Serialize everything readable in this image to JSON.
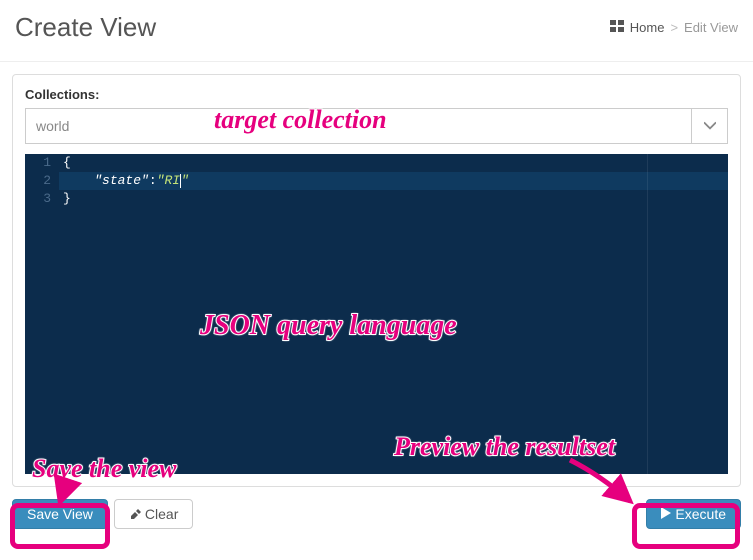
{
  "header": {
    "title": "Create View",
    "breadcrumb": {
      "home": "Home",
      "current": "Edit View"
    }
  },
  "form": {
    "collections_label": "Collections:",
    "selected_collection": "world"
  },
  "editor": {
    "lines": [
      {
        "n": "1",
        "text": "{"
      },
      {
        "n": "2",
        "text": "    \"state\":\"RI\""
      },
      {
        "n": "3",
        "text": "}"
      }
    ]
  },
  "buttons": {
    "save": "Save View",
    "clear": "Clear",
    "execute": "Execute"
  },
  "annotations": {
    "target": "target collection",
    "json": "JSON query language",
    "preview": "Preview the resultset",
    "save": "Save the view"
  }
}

Set exercise —
Take the listing and print it again exactly, but without any pictures.

Expected answer —
Serialize everything readable in this image to JSON.
{
  "header": {
    "title": "Create View",
    "breadcrumb": {
      "home": "Home",
      "current": "Edit View"
    }
  },
  "form": {
    "collections_label": "Collections:",
    "selected_collection": "world"
  },
  "editor": {
    "lines": [
      {
        "n": "1",
        "text": "{"
      },
      {
        "n": "2",
        "text": "    \"state\":\"RI\""
      },
      {
        "n": "3",
        "text": "}"
      }
    ]
  },
  "buttons": {
    "save": "Save View",
    "clear": "Clear",
    "execute": "Execute"
  },
  "annotations": {
    "target": "target collection",
    "json": "JSON query language",
    "preview": "Preview the resultset",
    "save": "Save the view"
  }
}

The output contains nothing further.